▶ **Records for processing**:
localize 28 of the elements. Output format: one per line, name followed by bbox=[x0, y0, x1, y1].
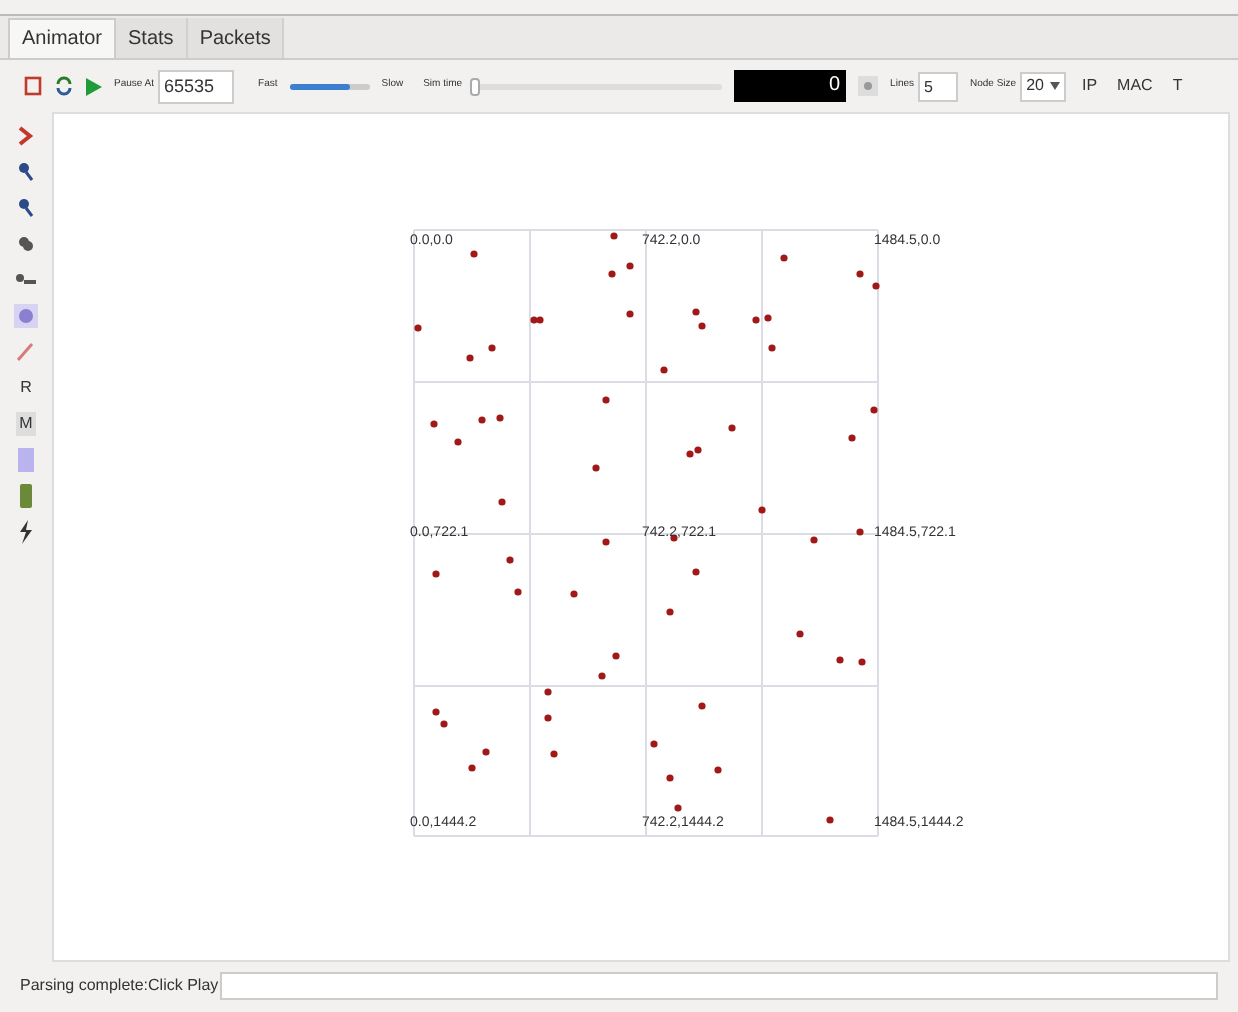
pencil-icon[interactable] bbox=[14, 340, 38, 364]
chevron-icon[interactable] bbox=[14, 124, 38, 148]
speed-slider[interactable] bbox=[289, 83, 370, 89]
toggle-button[interactable]: IP bbox=[1077, 74, 1102, 98]
tool-icon[interactable] bbox=[14, 232, 38, 256]
tool-button[interactable]: R bbox=[20, 376, 32, 400]
status-message: Parsing complete:Click Play bbox=[20, 974, 219, 998]
refresh-icon[interactable] bbox=[54, 76, 74, 96]
caret-icon bbox=[1049, 82, 1060, 90]
tool-button[interactable]: M bbox=[15, 412, 37, 436]
pin-icon[interactable] bbox=[14, 160, 38, 184]
status-field[interactable] bbox=[220, 972, 1218, 1000]
pause-field[interactable]: 65535 bbox=[158, 69, 235, 103]
circle-icon[interactable] bbox=[14, 304, 38, 328]
pin-icon[interactable] bbox=[14, 196, 38, 220]
page-icon[interactable] bbox=[24, 76, 42, 96]
play-icon[interactable] bbox=[86, 77, 102, 95]
node-size-dropdown[interactable]: 20 bbox=[1020, 71, 1066, 101]
toggle-button[interactable]: MAC bbox=[1113, 74, 1157, 98]
tab[interactable]: Packets bbox=[187, 18, 285, 58]
tab[interactable]: Animator bbox=[8, 18, 117, 58]
circle-icon[interactable] bbox=[858, 76, 879, 96]
battery-icon[interactable] bbox=[14, 484, 38, 508]
toggle-button[interactable]: T bbox=[1168, 74, 1187, 98]
tab[interactable]: Stats bbox=[116, 18, 188, 58]
time-display: 0 bbox=[734, 70, 847, 102]
lightning-icon[interactable] bbox=[14, 520, 38, 544]
lines-field[interactable]: 5 bbox=[918, 71, 958, 101]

▶ **Your instructions**:
Format every line of the items above as a JSON list of strings, one string per line. Omit blank lines and leave the pictures out of the answer.

▶ **Answer to the task**:
[
  "localize 28 of the elements. Output format: one per line, name followed by bbox=[x0, y0, x1, y1].",
  "pencil-icon[interactable] bbox=[14, 340, 38, 364]",
  "chevron-icon[interactable] bbox=[14, 124, 38, 148]",
  "speed-slider[interactable] bbox=[289, 83, 370, 89]",
  "toggle-button[interactable]: IP bbox=[1077, 74, 1102, 98]",
  "tool-icon[interactable] bbox=[14, 232, 38, 256]",
  "tool-button[interactable]: R bbox=[20, 376, 32, 400]",
  "status-message: Parsing complete:Click Play bbox=[20, 974, 219, 998]",
  "refresh-icon[interactable] bbox=[54, 76, 74, 96]",
  "caret-icon bbox=[1049, 82, 1060, 90]",
  "tool-button[interactable]: M bbox=[15, 412, 37, 436]",
  "pin-icon[interactable] bbox=[14, 160, 38, 184]",
  "status-field[interactable] bbox=[220, 972, 1218, 1000]",
  "pause-field[interactable]: 65535 bbox=[158, 69, 235, 103]",
  "circle-icon[interactable] bbox=[14, 304, 38, 328]",
  "pin-icon[interactable] bbox=[14, 196, 38, 220]",
  "page-icon[interactable] bbox=[24, 76, 42, 96]",
  "play-icon[interactable] bbox=[86, 77, 102, 95]",
  "node-size-dropdown[interactable]: 20 bbox=[1020, 71, 1066, 101]",
  "toggle-button[interactable]: MAC bbox=[1113, 74, 1157, 98]",
  "tab[interactable]: Packets bbox=[187, 18, 285, 58]",
  "tab[interactable]: Animator bbox=[8, 18, 117, 58]",
  "circle-icon[interactable] bbox=[858, 76, 879, 96]",
  "battery-icon[interactable] bbox=[14, 484, 38, 508]",
  "toggle-button[interactable]: T bbox=[1168, 74, 1187, 98]",
  "tab[interactable]: Stats bbox=[116, 18, 188, 58]",
  "time-display: 0 bbox=[734, 70, 847, 102]",
  "lightning-icon[interactable] bbox=[14, 520, 38, 544]",
  "lines-field[interactable]: 5 bbox=[918, 71, 958, 101]"
]